§ **掲載本文**
┄┄┄┄┄┄
公的年金制度とは世代間扶養が目的
公的年金制度(国民年金・厚生年金保険)は強制加入ですが、どうして加入を義務化されているか知っていますか?
それは、世代間扶養を目的としているからです。
年金は、日本に在住する全ての人に関係することなので、しっかり理解しておく必要があります。
私的年金と公的年金の違い
私的年金とは、保険会社などが販売している個人年金のことで、「積立型」と「一時払型」があり、加入するか否かは個人の自由です。
加入した場合は、収入から個人年金の保険料を控除できるので、所得税と住民税を減らすことができ、節税効果があります。
一方、公的年金制度の種類には国民年金と厚生年金保険があり、条件に該当したら強制加入となります。
以前、公務員や私学教職員は共済年金に加入していましたが、民間に比べて優遇され過ぎているという理由で、2015年10月から共済年金は厚生年金保険に一元化されました。
この公的年金制度も節税効果はありますが、こちらは20歳になるか、20歳前でも厚生年金保険の適用事業所で働く場合に加入させられるという点で、私的年金とは違います。
では、なぜ、公的年金制度に強制加入させられるかというと、公的年金制度が世代間扶養という考えに基づいて存在しているからです。
世代間扶養とは?
国民年金法1条には、この法律の目的が規定されています。
「日本国憲法25条第2項に基づき、老齢、障害、死亡によって国民生活の安定が損なわれないように、共同で防止する。そのために、必要な給付を行う。」
┄┄┄┄┄┄
§ **作業内容**
A. 公的年金制度の文章をもとに、次の問いに答えてください。
(i) 私的年金にはどのような二つの型がありますか。
(ii) 共済年金が厚生年金保険に一元化されたのはいつからですか。
(iii) 国民年金法の目的は同法の第何条に規定されていますか。
B. 公的年金制度の文章を、最後の文の後から書き継いでください。
この後のエントリは、公的年金制度の文章とは別個の資料です。

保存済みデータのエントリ
┄┄┄┄┄┄
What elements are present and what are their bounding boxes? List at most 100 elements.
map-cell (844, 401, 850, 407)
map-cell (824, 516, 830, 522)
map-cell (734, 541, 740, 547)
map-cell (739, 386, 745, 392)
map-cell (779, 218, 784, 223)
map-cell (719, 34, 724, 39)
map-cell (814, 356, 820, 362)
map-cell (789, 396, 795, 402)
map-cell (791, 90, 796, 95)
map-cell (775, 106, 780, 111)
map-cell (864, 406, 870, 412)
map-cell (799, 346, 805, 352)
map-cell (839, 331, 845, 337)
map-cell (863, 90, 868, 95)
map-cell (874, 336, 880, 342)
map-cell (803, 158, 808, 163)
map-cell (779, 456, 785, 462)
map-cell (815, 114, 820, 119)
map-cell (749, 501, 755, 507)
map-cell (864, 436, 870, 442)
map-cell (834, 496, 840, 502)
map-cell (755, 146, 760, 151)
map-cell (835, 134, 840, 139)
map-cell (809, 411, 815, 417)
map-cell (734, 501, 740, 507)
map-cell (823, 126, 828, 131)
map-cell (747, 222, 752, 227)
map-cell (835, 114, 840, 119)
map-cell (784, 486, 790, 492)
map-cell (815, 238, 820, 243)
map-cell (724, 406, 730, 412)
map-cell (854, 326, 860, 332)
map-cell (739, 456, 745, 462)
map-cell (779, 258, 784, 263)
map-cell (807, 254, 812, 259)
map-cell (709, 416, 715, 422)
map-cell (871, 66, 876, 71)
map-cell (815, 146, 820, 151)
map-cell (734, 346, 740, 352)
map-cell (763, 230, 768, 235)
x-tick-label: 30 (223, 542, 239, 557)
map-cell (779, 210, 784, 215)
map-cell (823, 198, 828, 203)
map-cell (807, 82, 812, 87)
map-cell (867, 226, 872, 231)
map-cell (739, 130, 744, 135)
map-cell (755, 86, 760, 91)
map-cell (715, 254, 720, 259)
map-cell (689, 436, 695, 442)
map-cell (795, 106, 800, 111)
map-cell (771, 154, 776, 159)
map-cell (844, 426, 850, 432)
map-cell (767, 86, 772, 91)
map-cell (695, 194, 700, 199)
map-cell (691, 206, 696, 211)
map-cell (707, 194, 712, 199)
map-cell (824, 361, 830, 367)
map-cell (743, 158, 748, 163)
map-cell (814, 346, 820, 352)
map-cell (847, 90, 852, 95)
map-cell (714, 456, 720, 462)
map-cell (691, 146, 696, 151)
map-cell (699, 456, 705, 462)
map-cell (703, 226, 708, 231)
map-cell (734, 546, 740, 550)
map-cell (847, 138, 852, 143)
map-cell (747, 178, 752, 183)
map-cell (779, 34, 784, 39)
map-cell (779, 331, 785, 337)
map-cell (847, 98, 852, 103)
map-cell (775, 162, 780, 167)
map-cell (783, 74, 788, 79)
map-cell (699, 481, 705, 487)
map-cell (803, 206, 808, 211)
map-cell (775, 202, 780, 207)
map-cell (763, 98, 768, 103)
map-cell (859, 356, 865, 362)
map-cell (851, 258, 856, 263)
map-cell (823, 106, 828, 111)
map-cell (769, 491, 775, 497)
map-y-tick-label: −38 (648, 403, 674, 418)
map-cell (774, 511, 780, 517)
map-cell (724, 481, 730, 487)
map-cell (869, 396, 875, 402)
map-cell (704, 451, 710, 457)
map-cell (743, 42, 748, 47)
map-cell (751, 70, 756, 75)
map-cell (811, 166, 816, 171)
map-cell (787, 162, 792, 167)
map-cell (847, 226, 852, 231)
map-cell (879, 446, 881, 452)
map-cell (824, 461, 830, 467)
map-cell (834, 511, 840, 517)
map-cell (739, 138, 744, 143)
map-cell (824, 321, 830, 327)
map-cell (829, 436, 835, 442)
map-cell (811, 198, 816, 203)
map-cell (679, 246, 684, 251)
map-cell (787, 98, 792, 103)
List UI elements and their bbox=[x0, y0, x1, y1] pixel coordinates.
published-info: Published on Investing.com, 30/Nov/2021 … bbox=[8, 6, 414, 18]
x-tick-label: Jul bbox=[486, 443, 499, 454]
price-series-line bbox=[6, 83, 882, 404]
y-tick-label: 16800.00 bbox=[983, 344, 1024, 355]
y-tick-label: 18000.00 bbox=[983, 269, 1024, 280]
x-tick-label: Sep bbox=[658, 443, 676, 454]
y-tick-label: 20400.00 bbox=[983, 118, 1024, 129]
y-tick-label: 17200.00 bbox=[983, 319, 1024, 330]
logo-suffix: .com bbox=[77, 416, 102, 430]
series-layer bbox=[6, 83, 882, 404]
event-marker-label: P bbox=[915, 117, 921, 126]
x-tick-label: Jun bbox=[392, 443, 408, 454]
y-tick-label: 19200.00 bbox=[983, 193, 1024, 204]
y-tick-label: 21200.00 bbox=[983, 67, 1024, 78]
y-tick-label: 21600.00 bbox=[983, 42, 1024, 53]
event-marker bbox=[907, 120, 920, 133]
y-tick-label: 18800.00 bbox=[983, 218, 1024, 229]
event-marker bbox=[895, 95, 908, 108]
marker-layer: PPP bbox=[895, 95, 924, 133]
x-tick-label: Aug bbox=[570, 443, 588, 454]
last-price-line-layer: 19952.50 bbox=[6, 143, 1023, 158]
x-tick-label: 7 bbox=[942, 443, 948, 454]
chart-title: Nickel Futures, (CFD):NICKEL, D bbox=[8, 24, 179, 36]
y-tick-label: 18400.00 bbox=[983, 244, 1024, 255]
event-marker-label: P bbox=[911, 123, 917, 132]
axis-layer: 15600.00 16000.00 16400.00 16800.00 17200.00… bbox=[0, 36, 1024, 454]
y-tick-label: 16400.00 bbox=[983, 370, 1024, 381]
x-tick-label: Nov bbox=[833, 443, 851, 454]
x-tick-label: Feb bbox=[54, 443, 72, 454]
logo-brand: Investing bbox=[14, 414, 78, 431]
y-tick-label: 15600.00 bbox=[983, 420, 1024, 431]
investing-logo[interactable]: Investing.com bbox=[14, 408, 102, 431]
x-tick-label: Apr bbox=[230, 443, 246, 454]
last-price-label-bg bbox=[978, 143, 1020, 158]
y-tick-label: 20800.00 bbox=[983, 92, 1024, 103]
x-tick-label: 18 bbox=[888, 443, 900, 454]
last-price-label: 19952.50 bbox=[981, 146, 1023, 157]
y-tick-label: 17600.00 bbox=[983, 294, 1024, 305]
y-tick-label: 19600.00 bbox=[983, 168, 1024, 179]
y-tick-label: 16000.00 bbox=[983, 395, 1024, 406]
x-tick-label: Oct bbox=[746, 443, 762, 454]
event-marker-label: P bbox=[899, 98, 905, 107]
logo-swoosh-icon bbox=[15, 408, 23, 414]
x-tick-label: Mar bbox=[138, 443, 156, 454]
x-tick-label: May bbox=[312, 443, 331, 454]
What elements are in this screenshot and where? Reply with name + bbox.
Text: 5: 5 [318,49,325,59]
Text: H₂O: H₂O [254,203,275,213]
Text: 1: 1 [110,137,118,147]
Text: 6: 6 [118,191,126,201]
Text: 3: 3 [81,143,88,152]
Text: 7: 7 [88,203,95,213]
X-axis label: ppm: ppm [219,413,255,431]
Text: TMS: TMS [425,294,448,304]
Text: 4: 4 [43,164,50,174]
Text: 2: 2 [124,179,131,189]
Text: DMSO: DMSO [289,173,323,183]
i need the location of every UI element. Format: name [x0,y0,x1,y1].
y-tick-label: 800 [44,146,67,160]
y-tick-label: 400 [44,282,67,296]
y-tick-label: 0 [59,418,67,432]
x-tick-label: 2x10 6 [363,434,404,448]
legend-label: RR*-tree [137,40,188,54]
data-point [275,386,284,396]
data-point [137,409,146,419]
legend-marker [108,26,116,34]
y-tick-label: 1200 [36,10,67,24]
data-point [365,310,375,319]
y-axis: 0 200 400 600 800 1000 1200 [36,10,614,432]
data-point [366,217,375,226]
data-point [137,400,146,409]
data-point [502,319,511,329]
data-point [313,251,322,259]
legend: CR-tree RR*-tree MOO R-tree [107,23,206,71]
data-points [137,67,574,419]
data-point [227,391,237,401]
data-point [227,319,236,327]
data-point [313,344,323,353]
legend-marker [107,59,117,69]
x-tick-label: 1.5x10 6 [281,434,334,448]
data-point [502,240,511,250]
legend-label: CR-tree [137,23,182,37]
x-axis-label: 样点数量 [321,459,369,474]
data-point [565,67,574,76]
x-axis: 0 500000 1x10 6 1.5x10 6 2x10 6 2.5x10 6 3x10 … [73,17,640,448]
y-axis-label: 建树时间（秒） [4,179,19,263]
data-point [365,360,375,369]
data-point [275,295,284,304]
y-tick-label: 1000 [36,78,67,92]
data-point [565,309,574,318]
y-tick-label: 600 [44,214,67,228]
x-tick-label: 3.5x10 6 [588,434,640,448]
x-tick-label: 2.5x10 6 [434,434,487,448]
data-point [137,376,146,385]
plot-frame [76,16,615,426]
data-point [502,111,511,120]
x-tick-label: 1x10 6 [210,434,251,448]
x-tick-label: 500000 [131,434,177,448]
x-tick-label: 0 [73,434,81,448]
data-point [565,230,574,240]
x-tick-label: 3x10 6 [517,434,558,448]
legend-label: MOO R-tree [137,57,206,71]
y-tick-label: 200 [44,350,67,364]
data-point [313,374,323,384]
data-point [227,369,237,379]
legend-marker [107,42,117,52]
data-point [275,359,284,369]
┄┄┄┄┄┄
§ **作業結果**
A.
(i) 「積立型」と「一時払型」
(ii) 2015年10月
(iii) 1条

B.
厚生年金保険法第1条にも、対象者を労働者に変えただけの同じような規定があります。
そして、日本国憲法25条第2項は次のとおりです。
国は、すべての生活部面について、社会福祉、社会保障及び公衆衛生の向上及び増進に努めなければならない。
つまり、国民年金法・厚生年金保険法の1条で、「お年寄り、障害者、遺族をみんなで助けましょう。そのために給付を行います」と定め、日本国憲法25条第2項に基づいて、それを実現するために国が管理するとしているのです。
実際は、働き盛りの現役世代が保険料を負担し、その徴収した保険料等を使って、老齢・障害・遺族となった人に年金を支給しています。
この、世代を超えて支え合うシステムが、世代間扶養です。
公的年金制度の問題点
公的年金制度は、働いている現役世代が払う保険料を、年金に充てています。
実際にはそれでは足らず、保険料の他に、「基礎年金拠出金」「国庫負担」「積立金の運用収入」で賄っている状態です。
少子高齢化が進む日本において、保険料は確実に少なくなっており、かと言って保険料を上げれば若い世代に負担が掛かって損をしてしまいます。
政治家は「公的年金制度の破綻はない」と言い切りますが、破綻しなくても大損する可能性はあり、損する年金に対して保険料を納めたいと思う人はいません。
保険料を納めている人は、法律で定められているから仕方なく納めているか、強制徴収されているだけです。
この公的年金制度の問題を何とかしなければなりませんが、少子高齢化がすぐに解消されないだけに、簡単に解決しないでしょう。
公的年金制度の歴史
国民年金法と厚生年金保険法の歴史は、次のとおりです。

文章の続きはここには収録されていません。